Stated problem ->
Scan the entries below and report only how many lines contain "хвилин".

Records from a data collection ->
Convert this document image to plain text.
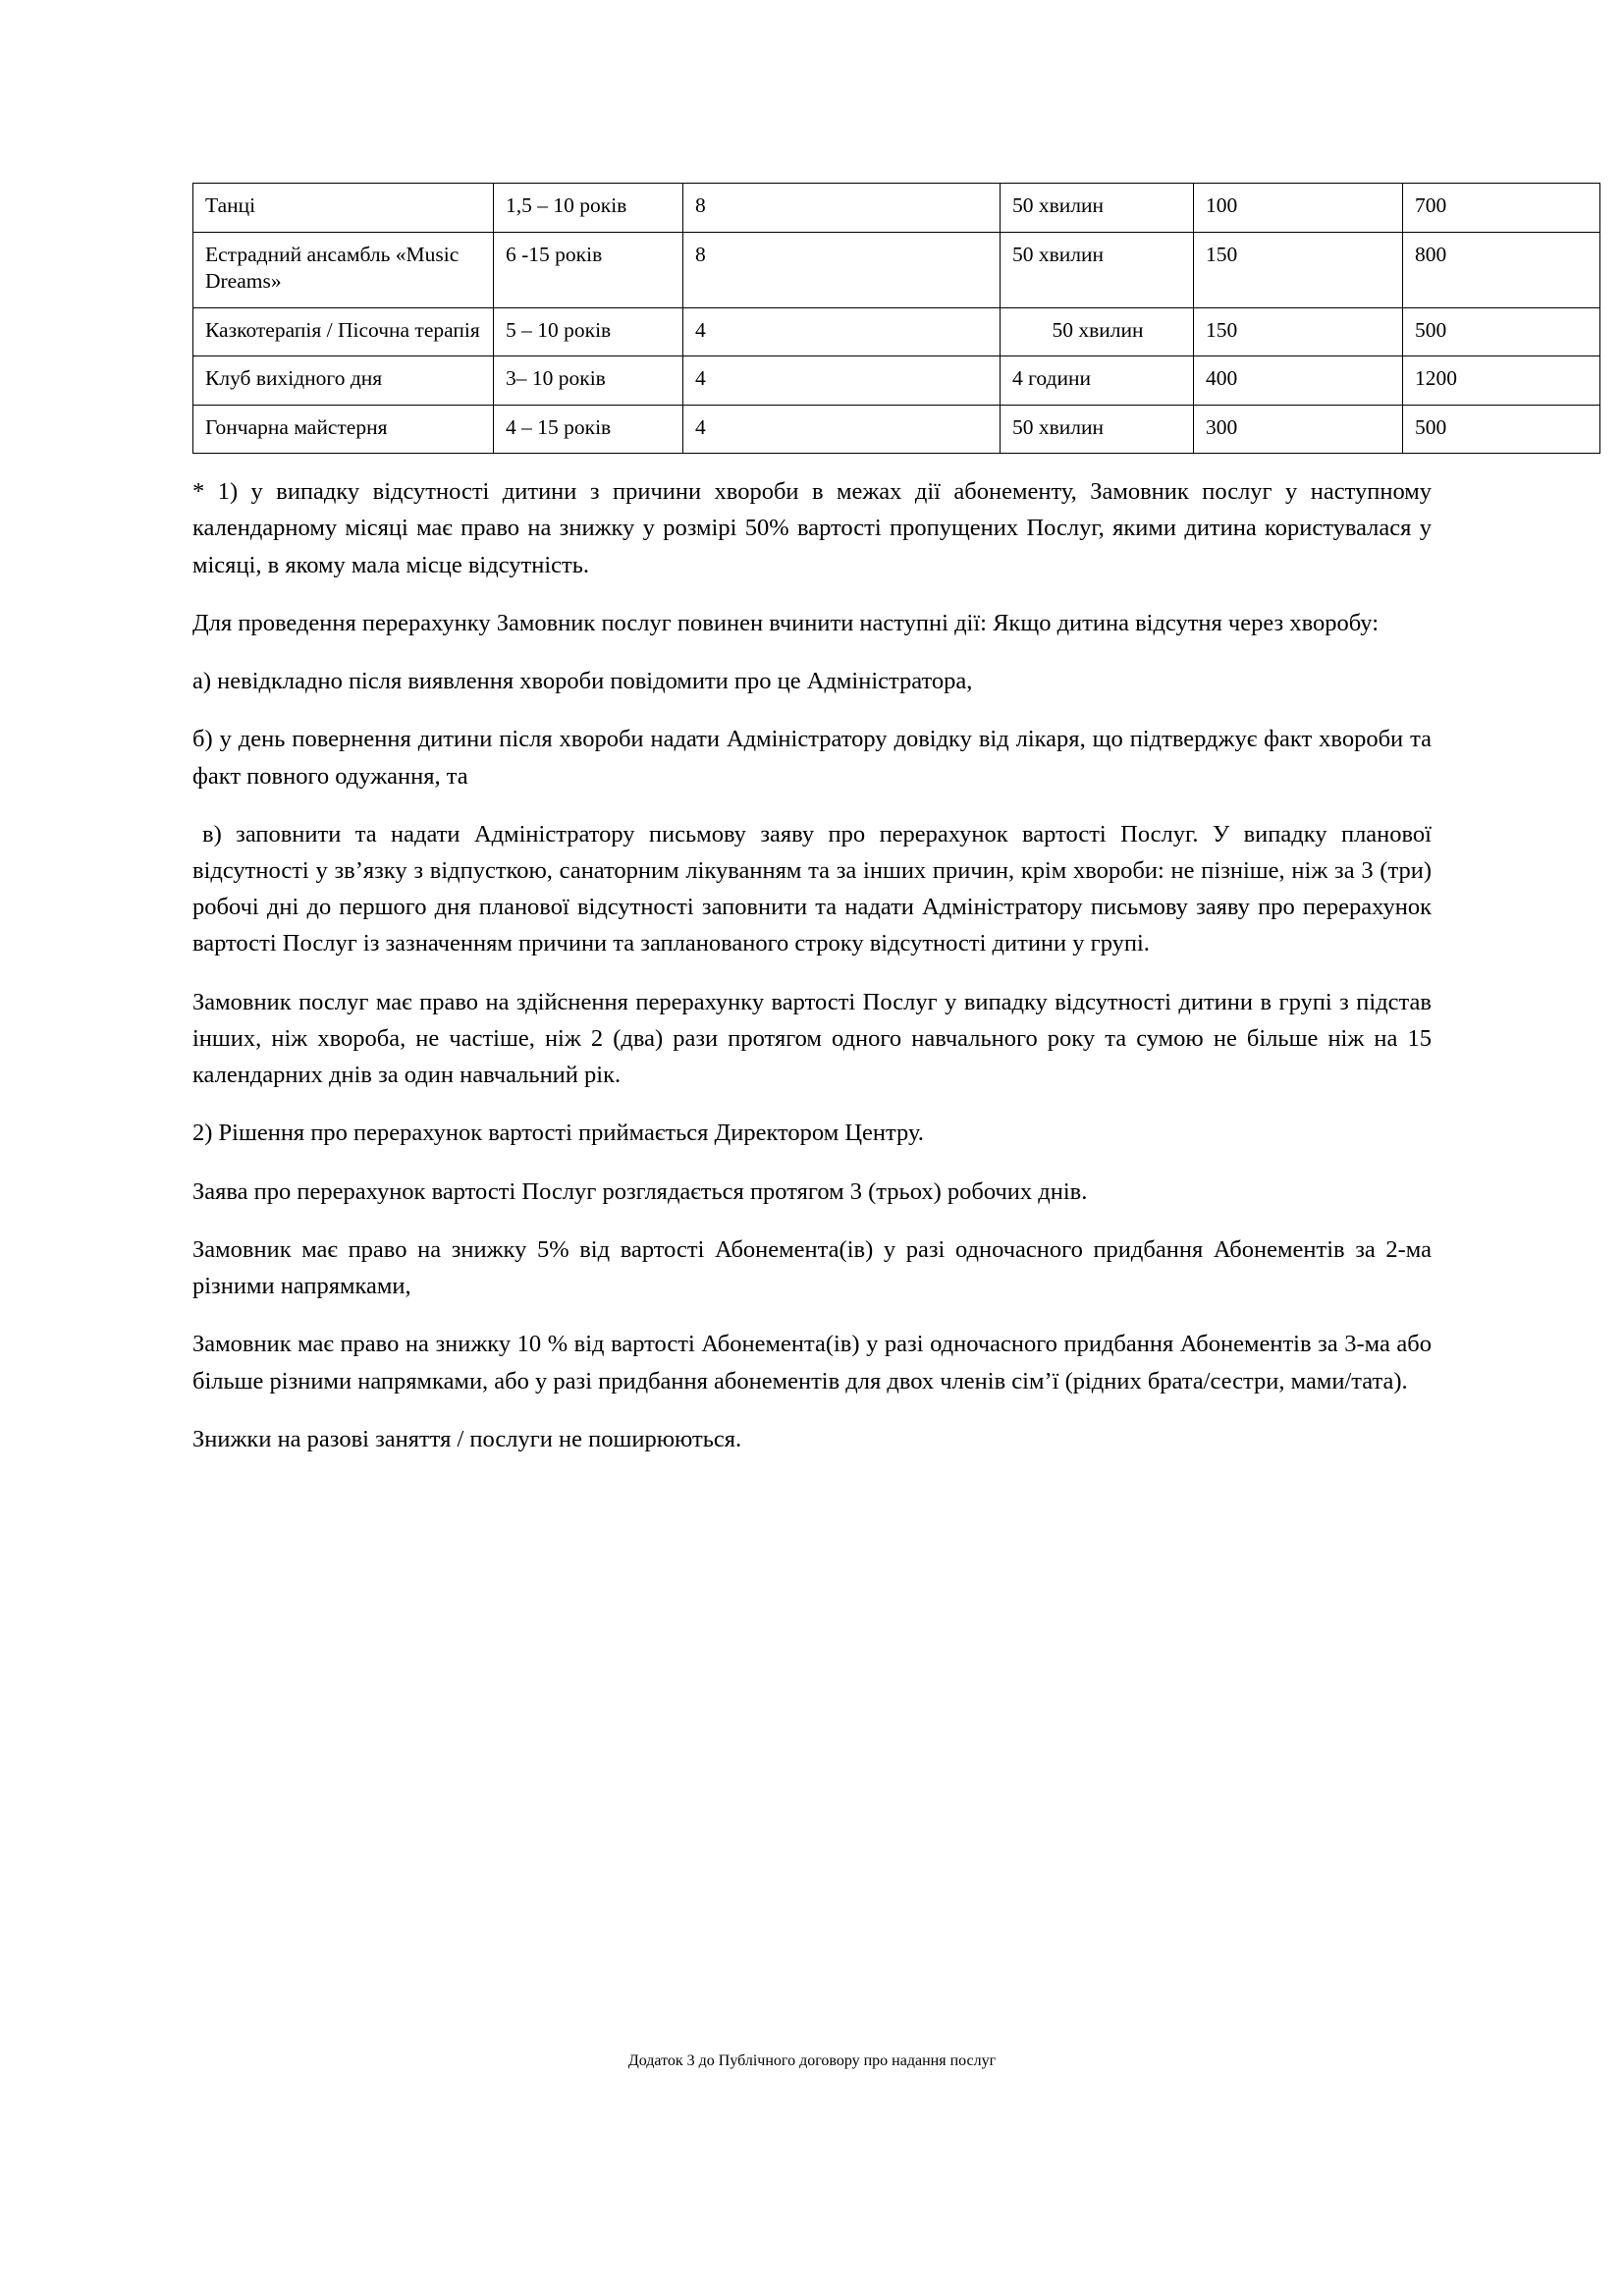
Танці	1,5 – 10 років	8	50 хвилин	100	700
Естрадний ансамбль «Music Dreams»	6 -15 років	8	50 хвилин	150	800
Казкотерапія / Пісочна терапія	5 – 10 років	4	50 хвилин	150	500
Клуб вихідного дня	3– 10 років	4	4 години	400	1200
Гончарна майстерня	4 – 15 років	4	50 хвилин	300	500

* 1) у випадку відсутності дитини з причини хвороби в межах дії абонементу, Замовник послуг у наступному календарному місяці має право на знижку у розмірі 50% вартості пропущених Послуг, якими дитина користувалася у місяці, в якому мала місце відсутність.

Для проведення перерахунку Замовник послуг повинен вчинити наступні дії: Якщо дитина відсутня через хворобу:

а) невідкладно після виявлення хвороби повідомити про це Адміністратора,

б) у день повернення дитини після хвороби надати Адміністратору довідку від лікаря, що підтверджує факт хвороби та факт повного одужання, та

в) заповнити та надати Адміністратору письмову заяву про перерахунок вартості Послуг. У випадку планової відсутності у зв’язку з відпусткою, санаторним лікуванням та за інших причин, крім хвороби: не пізніше, ніж за 3 (три) робочі дні до першого дня планової відсутності заповнити та надати Адміністратору письмову заяву про перерахунок вартості Послуг із зазначенням причини та запланованого строку відсутності дитини у групі.

Замовник послуг має право на здійснення перерахунку вартості Послуг у випадку відсутності дитини в групі з підстав інших, ніж хвороба, не частіше, ніж 2 (два) рази протягом одного навчального року та сумою не більше ніж на 15 календарних днів за один навчальний рік.

2) Рішення про перерахунок вартості приймається Директором Центру.

Заява про перерахунок вартості Послуг розглядається протягом 3 (трьох) робочих днів.

Замовник має право на знижку 5% від вартості Абонемента(ів) у разі одночасного придбання Абонементів за 2-ма різними напрямками,

Замовник має право на знижку 10 % від вартості Абонемента(ів) у разі одночасного придбання Абонементів за 3-ма або більше різними напрямками, або у разі придбання абонементів для двох членів сім’ї (рідних брата/сестри, мами/тата).

Знижки на разові заняття / послуги не поширюються.

Додаток 3 до Публічного договору про надання послуг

Written response ->
4